Figure content listings:
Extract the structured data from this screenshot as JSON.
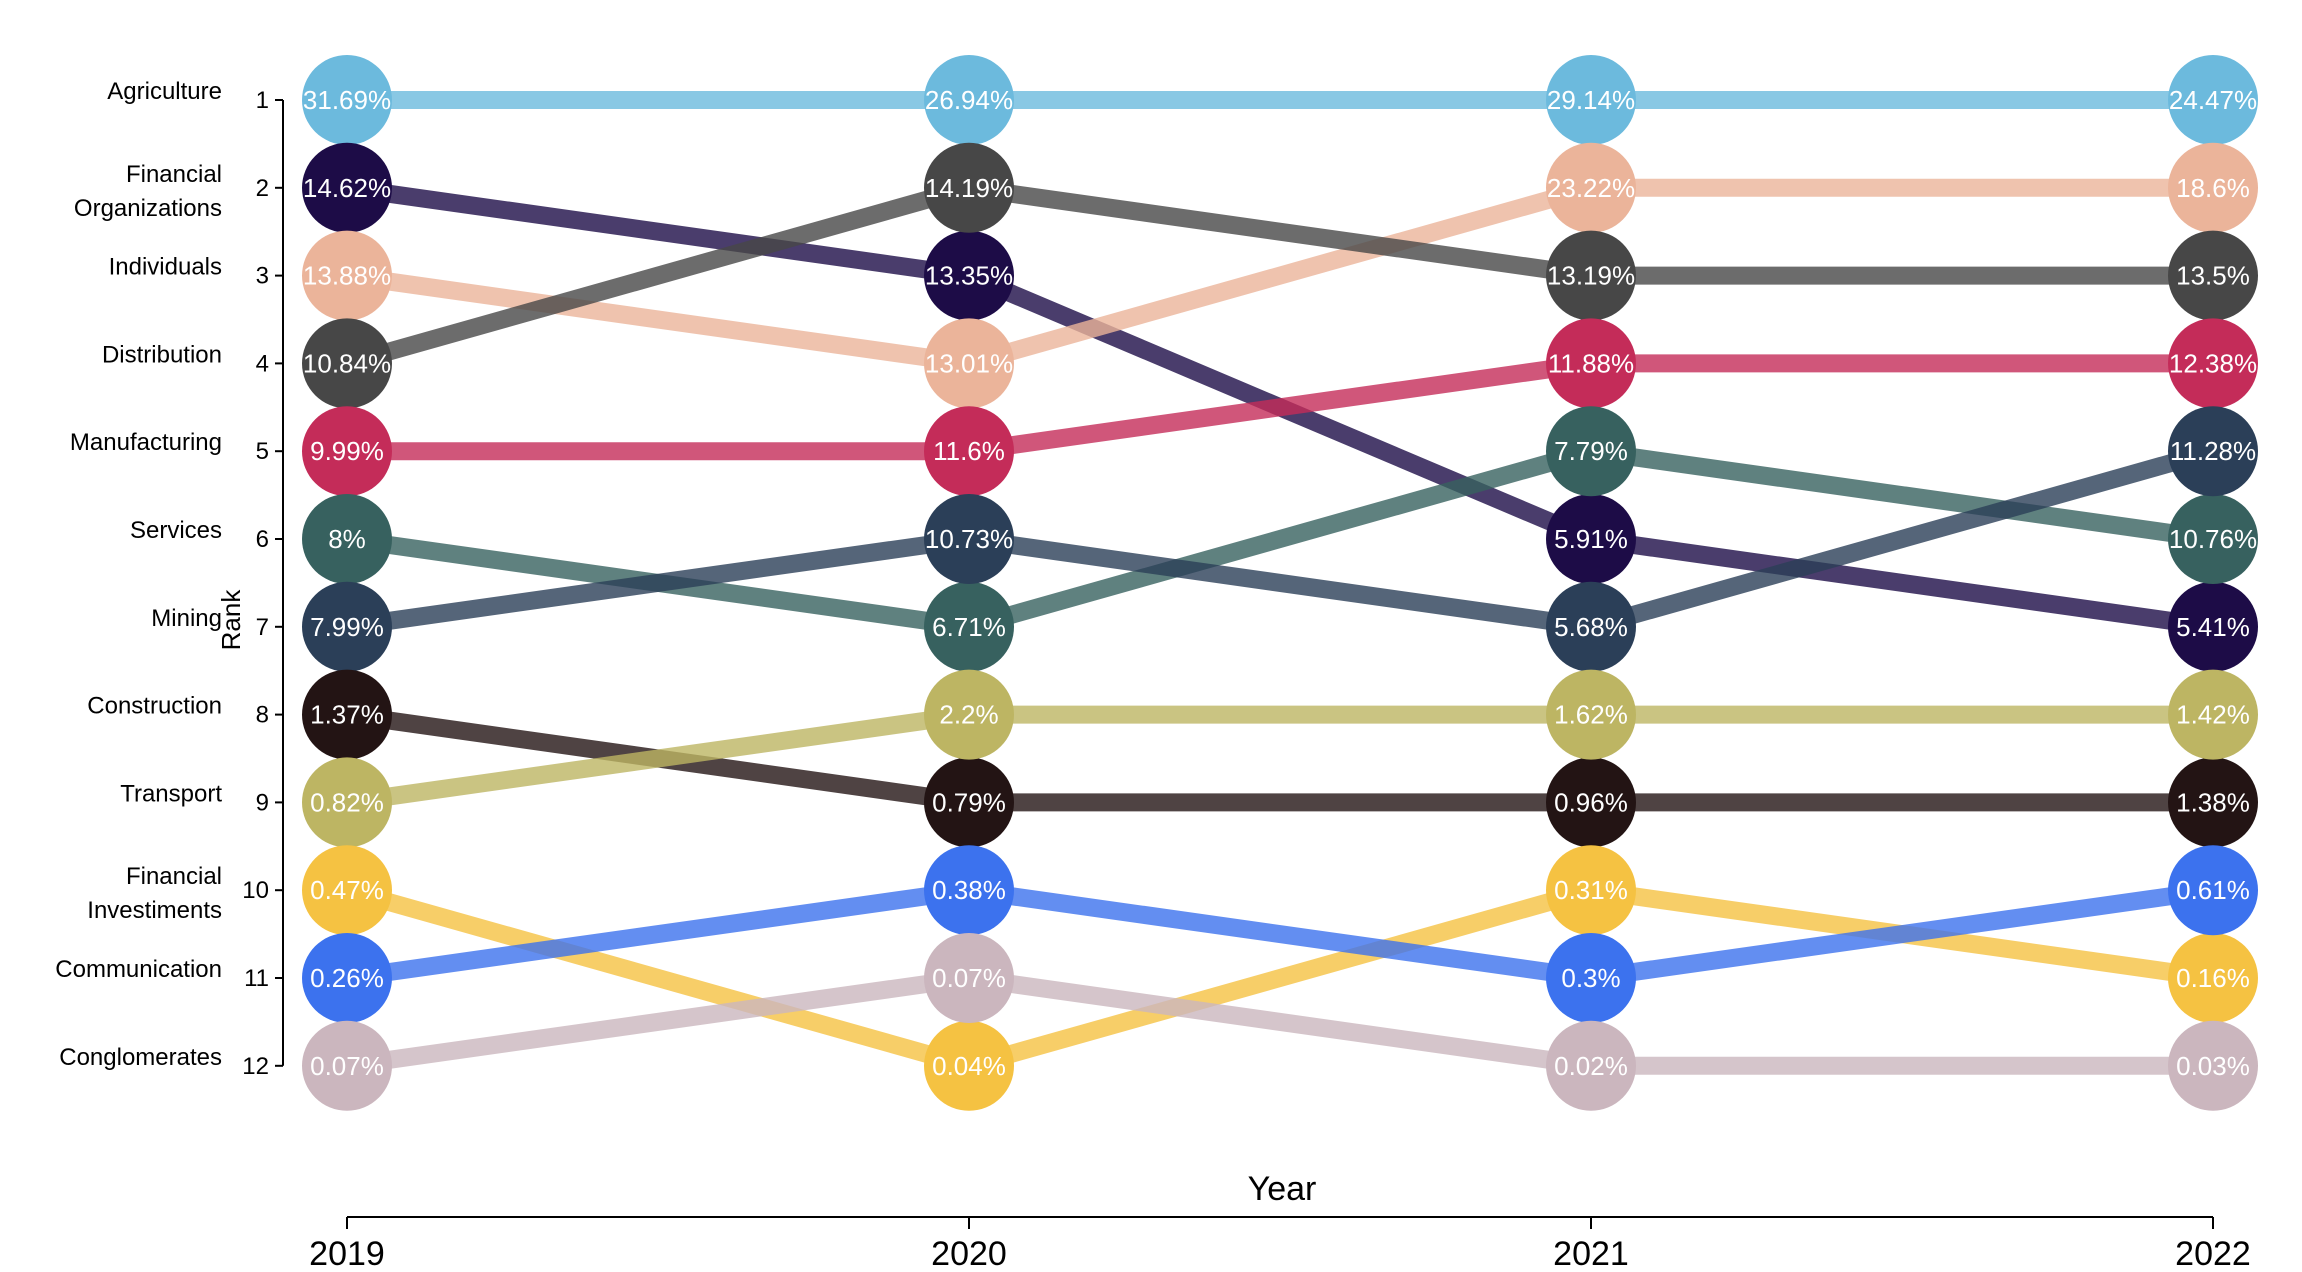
{
  "chart_data": {
    "type": "line",
    "subtype": "bump",
    "xlabel": "Year",
    "ylabel": "Rank",
    "x": [
      "2019",
      "2020",
      "2021",
      "2022"
    ],
    "ranks": [
      1,
      2,
      3,
      4,
      5,
      6,
      7,
      8,
      9,
      10,
      11,
      12
    ],
    "ylim": [
      1,
      12
    ],
    "y_inverted": true,
    "grid": false,
    "series": [
      {
        "name": "Agriculture",
        "color": "#6cbadd",
        "rank": [
          1,
          1,
          1,
          1
        ],
        "labels": [
          "31.69%",
          "26.94%",
          "29.14%",
          "24.47%"
        ]
      },
      {
        "name": "Financial Organizations",
        "label_lines": [
          "Financial",
          "Organizations"
        ],
        "color": "#1d0c47",
        "rank": [
          2,
          3,
          6,
          7
        ],
        "labels": [
          "14.62%",
          "13.35%",
          "5.91%",
          "5.41%"
        ]
      },
      {
        "name": "Individuals",
        "color": "#ebb49a",
        "rank": [
          3,
          4,
          2,
          2
        ],
        "labels": [
          "13.88%",
          "13.01%",
          "23.22%",
          "18.6%"
        ]
      },
      {
        "name": "Distribution",
        "color": "#474747",
        "rank": [
          4,
          2,
          3,
          3
        ],
        "labels": [
          "10.84%",
          "14.19%",
          "13.19%",
          "13.5%"
        ]
      },
      {
        "name": "Manufacturing",
        "color": "#c42c59",
        "rank": [
          5,
          5,
          4,
          4
        ],
        "labels": [
          "9.99%",
          "11.6%",
          "11.88%",
          "12.38%"
        ]
      },
      {
        "name": "Services",
        "color": "#37615f",
        "rank": [
          6,
          7,
          5,
          6
        ],
        "labels": [
          "8%",
          "6.71%",
          "7.79%",
          "10.76%"
        ]
      },
      {
        "name": "Mining",
        "color": "#2b3f58",
        "rank": [
          7,
          6,
          7,
          5
        ],
        "labels": [
          "7.99%",
          "10.73%",
          "5.68%",
          "11.28%"
        ]
      },
      {
        "name": "Construction",
        "color": "#231414",
        "rank": [
          8,
          9,
          9,
          9
        ],
        "labels": [
          "1.37%",
          "0.79%",
          "0.96%",
          "1.38%"
        ]
      },
      {
        "name": "Transport",
        "color": "#bdb563",
        "rank": [
          9,
          8,
          8,
          8
        ],
        "labels": [
          "0.82%",
          "2.2%",
          "1.62%",
          "1.42%"
        ]
      },
      {
        "name": "Financial Investiments",
        "label_lines": [
          "Financial",
          "Investiments"
        ],
        "color": "#f5c242",
        "rank": [
          10,
          12,
          10,
          11
        ],
        "labels": [
          "0.47%",
          "0.04%",
          "0.31%",
          "0.16%"
        ]
      },
      {
        "name": "Communication",
        "color": "#3c72ee",
        "rank": [
          11,
          10,
          11,
          10
        ],
        "labels": [
          "0.26%",
          "0.38%",
          "0.3%",
          "0.61%"
        ]
      },
      {
        "name": "Conglomerates",
        "color": "#cbb6be",
        "rank": [
          12,
          11,
          12,
          12
        ],
        "labels": [
          "0.07%",
          "0.07%",
          "0.02%",
          "0.03%"
        ]
      }
    ]
  }
}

> [Short task]
Using the data above, print every line exactly, omitting pictures.

> [Task response]
Extract the structured data from this screenshot as JSON.
{
  "chart_data": {
    "type": "line",
    "subtype": "bump",
    "xlabel": "Year",
    "ylabel": "Rank",
    "x": [
      "2019",
      "2020",
      "2021",
      "2022"
    ],
    "ranks": [
      1,
      2,
      3,
      4,
      5,
      6,
      7,
      8,
      9,
      10,
      11,
      12
    ],
    "ylim": [
      1,
      12
    ],
    "y_inverted": true,
    "grid": false,
    "series": [
      {
        "name": "Agriculture",
        "color": "#6cbadd",
        "rank": [
          1,
          1,
          1,
          1
        ],
        "labels": [
          "31.69%",
          "26.94%",
          "29.14%",
          "24.47%"
        ]
      },
      {
        "name": "Financial Organizations",
        "label_lines": [
          "Financial",
          "Organizations"
        ],
        "color": "#1d0c47",
        "rank": [
          2,
          3,
          6,
          7
        ],
        "labels": [
          "14.62%",
          "13.35%",
          "5.91%",
          "5.41%"
        ]
      },
      {
        "name": "Individuals",
        "color": "#ebb49a",
        "rank": [
          3,
          4,
          2,
          2
        ],
        "labels": [
          "13.88%",
          "13.01%",
          "23.22%",
          "18.6%"
        ]
      },
      {
        "name": "Distribution",
        "color": "#474747",
        "rank": [
          4,
          2,
          3,
          3
        ],
        "labels": [
          "10.84%",
          "14.19%",
          "13.19%",
          "13.5%"
        ]
      },
      {
        "name": "Manufacturing",
        "color": "#c42c59",
        "rank": [
          5,
          5,
          4,
          4
        ],
        "labels": [
          "9.99%",
          "11.6%",
          "11.88%",
          "12.38%"
        ]
      },
      {
        "name": "Services",
        "color": "#37615f",
        "rank": [
          6,
          7,
          5,
          6
        ],
        "labels": [
          "8%",
          "6.71%",
          "7.79%",
          "10.76%"
        ]
      },
      {
        "name": "Mining",
        "color": "#2b3f58",
        "rank": [
          7,
          6,
          7,
          5
        ],
        "labels": [
          "7.99%",
          "10.73%",
          "5.68%",
          "11.28%"
        ]
      },
      {
        "name": "Construction",
        "color": "#231414",
        "rank": [
          8,
          9,
          9,
          9
        ],
        "labels": [
          "1.37%",
          "0.79%",
          "0.96%",
          "1.38%"
        ]
      },
      {
        "name": "Transport",
        "color": "#bdb563",
        "rank": [
          9,
          8,
          8,
          8
        ],
        "labels": [
          "0.82%",
          "2.2%",
          "1.62%",
          "1.42%"
        ]
      },
      {
        "name": "Financial Investiments",
        "label_lines": [
          "Financial",
          "Investiments"
        ],
        "color": "#f5c242",
        "rank": [
          10,
          12,
          10,
          11
        ],
        "labels": [
          "0.47%",
          "0.04%",
          "0.31%",
          "0.16%"
        ]
      },
      {
        "name": "Communication",
        "color": "#3c72ee",
        "rank": [
          11,
          10,
          11,
          10
        ],
        "labels": [
          "0.26%",
          "0.38%",
          "0.3%",
          "0.61%"
        ]
      },
      {
        "name": "Conglomerates",
        "color": "#cbb6be",
        "rank": [
          12,
          11,
          12,
          12
        ],
        "labels": [
          "0.07%",
          "0.07%",
          "0.02%",
          "0.03%"
        ]
      }
    ]
  }
}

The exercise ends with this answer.